◆ **WORK TO COMPLETE**:
Write out the material exactly, with the pictures left out.

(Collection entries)
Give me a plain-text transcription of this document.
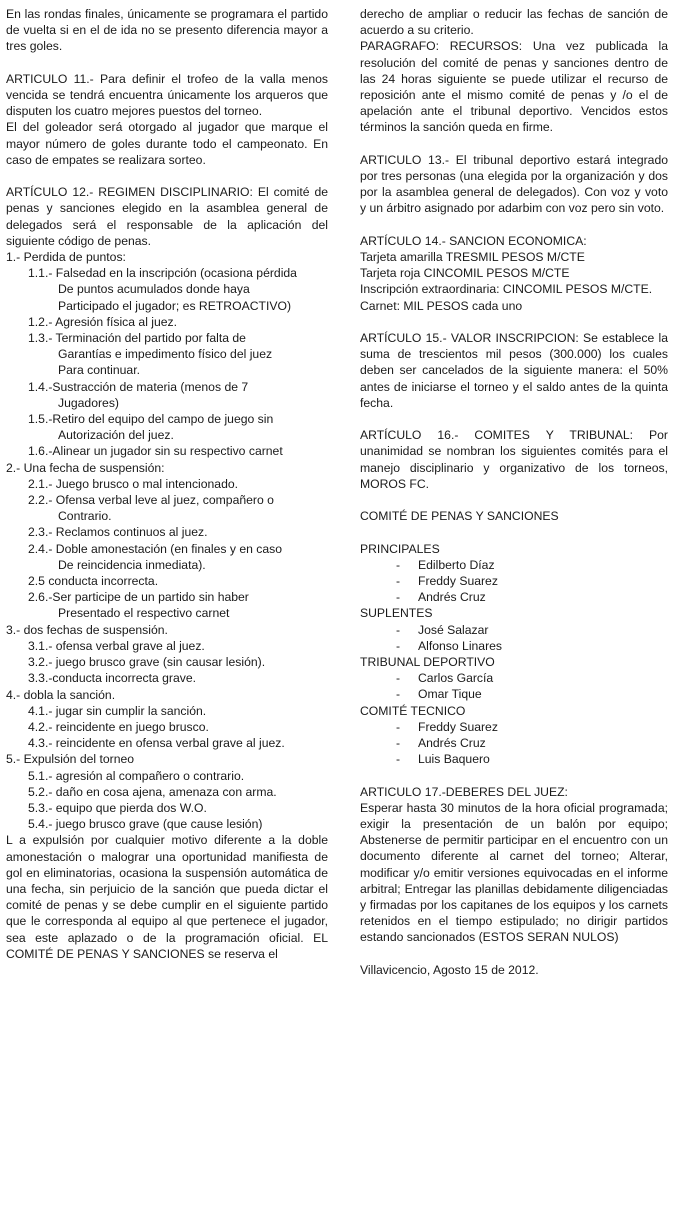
En las rondas finales, únicamente se programara el partido de vuelta si en el de ida no se presento diferencia mayor a tres goles.

ARTICULO 11.- Para definir el trofeo de la valla menos vencida se tendrá encuentra únicamente los arqueros que disputen los cuatro mejores puestos del torneo.

El del goleador será otorgado al jugador que marque el mayor número de goles durante todo el campeonato. En caso de empates se realizara sorteo.

ARTÍCULO 12.- REGIMEN DISCIPLINARIO: El comité de penas y sanciones elegido en la asamblea general de delegados será el responsable de la aplicación del siguiente código de penas.

1.- Perdida de puntos:

1.1.- Falsedad en la inscripción (ocasiona pérdida

De puntos acumulados donde haya

Participado el jugador; es RETROACTIVO)

1.2.- Agresión física al juez.

1.3.- Terminación del partido por falta de

Garantías e impedimento físico del juez

Para continuar.

1.4.-Sustracción de materia (menos de 7

Jugadores)

1.5.-Retiro del equipo del campo de juego sin

Autorización del juez.

1.6.-Alinear un jugador sin su respectivo carnet

2.- Una fecha de suspensión:

2.1.- Juego brusco o mal intencionado.

2.2.- Ofensa verbal leve al juez, compañero o

Contrario.

2.3.- Reclamos continuos al juez.

2.4.- Doble amonestación (en finales y en caso

De reincidencia inmediata).

2.5 conducta incorrecta.

2.6.-Ser participe de un partido sin haber

Presentado el respectivo carnet

3.- dos fechas de suspensión.

3.1.- ofensa verbal grave al juez.

3.2.- juego brusco grave (sin causar lesión).

3.3.-conducta incorrecta grave.

4.- dobla la sanción.

4.1.- jugar sin cumplir la sanción.

4.2.- reincidente en juego brusco.

4.3.- reincidente en ofensa verbal grave al juez.

5.- Expulsión del torneo

5.1.- agresión al compañero o contrario.

5.2.- daño en cosa ajena, amenaza con arma.

5.3.- equipo que pierda dos W.O.

5.4.- juego brusco grave (que cause lesión)

L a expulsión por cualquier motivo diferente a la doble amonestación o malograr una oportunidad manifiesta de gol en eliminatorias, ocasiona la suspensión automática de una fecha, sin perjuicio de la sanción que pueda dictar el comité de penas y se debe cumplir en el siguiente partido que le corresponda al equipo al que pertenece el jugador, sea este aplazado o de la programación oficial. EL COMITÉ DE PENAS Y SANCIONES se reserva el

derecho de ampliar o reducir las fechas de sanción de acuerdo a su criterio.

PARAGRAFO: RECURSOS: Una vez publicada la resolución del comité de penas y sanciones dentro de las 24 horas siguiente se puede utilizar el recurso de reposición ante el mismo comité de penas y /o el de apelación ante el tribunal deportivo. Vencidos estos términos la sanción queda en firme.

ARTICULO 13.- El tribunal deportivo estará integrado por tres personas (una elegida por la organización y dos por la asamblea general de delegados). Con voz y voto y un árbitro asignado por adarbim con voz pero sin voto.

ARTÍCULO 14.- SANCION ECONOMICA:

Tarjeta amarilla TRESMIL PESOS M/CTE

Tarjeta roja CINCOMIL PESOS M/CTE

Inscripción extraordinaria: CINCOMIL PESOS M/CTE.

Carnet: MIL PESOS cada uno

ARTÍCULO 15.- VALOR INSCRIPCION: Se establece la suma de trescientos mil pesos (300.000) los cuales deben ser cancelados de la siguiente manera: el 50% antes de iniciarse el torneo y el saldo antes de la quinta fecha.

ARTÍCULO 16.- COMITES Y TRIBUNAL: Por unanimidad se nombran los siguientes comités para el manejo disciplinario y organizativo de los torneos, MOROS FC.

COMITÉ DE PENAS Y SANCIONES

PRINCIPALES

- Edilberto Díaz

- Freddy Suarez

- Andrés Cruz

SUPLENTES

- José Salazar

- Alfonso Linares

TRIBUNAL DEPORTIVO

- Carlos García

- Omar Tique

COMITÉ TECNICO

- Freddy Suarez

- Andrés Cruz

- Luis Baquero

ARTICULO 17.-DEBERES DEL JUEZ:

Esperar hasta 30 minutos de la hora oficial programada; exigir la presentación de un balón por equipo; Abstenerse de permitir participar en el encuentro con un documento diferente al carnet del torneo; Alterar, modificar y/o emitir versiones equivocadas en el informe arbitral; Entregar las planillas debidamente diligenciadas y firmadas por los capitanes de los equipos y los carnets retenidos en el tiempo estipulado; no dirigir partidos estando sancionados (ESTOS SERAN NULOS)

Villavicencio, Agosto 15 de 2012.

◆ **SOLUTION TO THIS TASK**:
Give me a plain-text transcription of this document.
En las rondas finales, únicamente se programara el partido de vuelta si en el de ida no se presento diferencia mayor a tres goles.

ARTICULO 11.- Para definir el trofeo de la valla menos vencida se tendrá encuentra únicamente los arqueros que disputen los cuatro mejores puestos del torneo.

El del goleador será otorgado al jugador que marque el mayor número de goles durante todo el campeonato. En caso de empates se realizara sorteo.

ARTÍCULO 12.- REGIMEN DISCIPLINARIO: El comité de penas y sanciones elegido en la asamblea general de delegados será el responsable de la aplicación del siguiente código de penas.

1.- Perdida de puntos:

1.1.- Falsedad en la inscripción (ocasiona pérdida

De puntos acumulados donde haya

Participado el jugador; es RETROACTIVO)

1.2.- Agresión física al juez.

1.3.- Terminación del partido por falta de

Garantías e impedimento físico del juez

Para continuar.

1.4.-Sustracción de materia (menos de 7

Jugadores)

1.5.-Retiro del equipo del campo de juego sin

Autorización del juez.

1.6.-Alinear un jugador sin su respectivo carnet

2.- Una fecha de suspensión:

2.1.- Juego brusco o mal intencionado.

2.2.- Ofensa verbal leve al juez, compañero o

Contrario.

2.3.- Reclamos continuos al juez.

2.4.- Doble amonestación (en finales y en caso

De reincidencia inmediata).

2.5 conducta incorrecta.

2.6.-Ser participe de un partido sin haber

Presentado el respectivo carnet

3.- dos fechas de suspensión.

3.1.- ofensa verbal grave al juez.

3.2.- juego brusco grave (sin causar lesión).

3.3.-conducta incorrecta grave.

4.- dobla la sanción.

4.1.- jugar sin cumplir la sanción.

4.2.- reincidente en juego brusco.

4.3.- reincidente en ofensa verbal grave al juez.

5.- Expulsión del torneo

5.1.- agresión al compañero o contrario.

5.2.- daño en cosa ajena, amenaza con arma.

5.3.- equipo que pierda dos W.O.

5.4.- juego brusco grave (que cause lesión)

L a expulsión por cualquier motivo diferente a la doble amonestación o malograr una oportunidad manifiesta de gol en eliminatorias, ocasiona la suspensión automática de una fecha, sin perjuicio de la sanción que pueda dictar el comité de penas y se debe cumplir en el siguiente partido que le corresponda al equipo al que pertenece el jugador, sea este aplazado o de la programación oficial. EL COMITÉ DE PENAS Y SANCIONES se reserva el

derecho de ampliar o reducir las fechas de sanción de acuerdo a su criterio.

PARAGRAFO: RECURSOS: Una vez publicada la resolución del comité de penas y sanciones dentro de las 24 horas siguiente se puede utilizar el recurso de reposición ante el mismo comité de penas y /o el de apelación ante el tribunal deportivo. Vencidos estos términos la sanción queda en firme.

ARTICULO 13.- El tribunal deportivo estará integrado por tres personas (una elegida por la organización y dos por la asamblea general de delegados). Con voz y voto y un árbitro asignado por adarbim con voz pero sin voto.

ARTÍCULO 14.- SANCION ECONOMICA:

Tarjeta amarilla TRESMIL PESOS M/CTE

Tarjeta roja CINCOMIL PESOS M/CTE

Inscripción extraordinaria: CINCOMIL PESOS M/CTE.

Carnet: MIL PESOS cada uno

ARTÍCULO 15.- VALOR INSCRIPCION: Se establece la suma de trescientos mil pesos (300.000) los cuales deben ser cancelados de la siguiente manera: el 50% antes de iniciarse el torneo y el saldo antes de la quinta fecha.

ARTÍCULO 16.- COMITES Y TRIBUNAL: Por unanimidad se nombran los siguientes comités para el manejo disciplinario y organizativo de los torneos, MOROS FC.

COMITÉ DE PENAS Y SANCIONES

PRINCIPALES

- Edilberto Díaz

- Freddy Suarez

- Andrés Cruz

SUPLENTES

- José Salazar

- Alfonso Linares

TRIBUNAL DEPORTIVO

- Carlos García

- Omar Tique

COMITÉ TECNICO

- Freddy Suarez

- Andrés Cruz

- Luis Baquero

ARTICULO 17.-DEBERES DEL JUEZ:

Esperar hasta 30 minutos de la hora oficial programada; exigir la presentación de un balón por equipo; Abstenerse de permitir participar en el encuentro con un documento diferente al carnet del torneo; Alterar, modificar y/o emitir versiones equivocadas en el informe arbitral; Entregar las planillas debidamente diligenciadas y firmadas por los capitanes de los equipos y los carnets retenidos en el tiempo estipulado; no dirigir partidos estando sancionados (ESTOS SERAN NULOS)

Villavicencio, Agosto 15 de 2012.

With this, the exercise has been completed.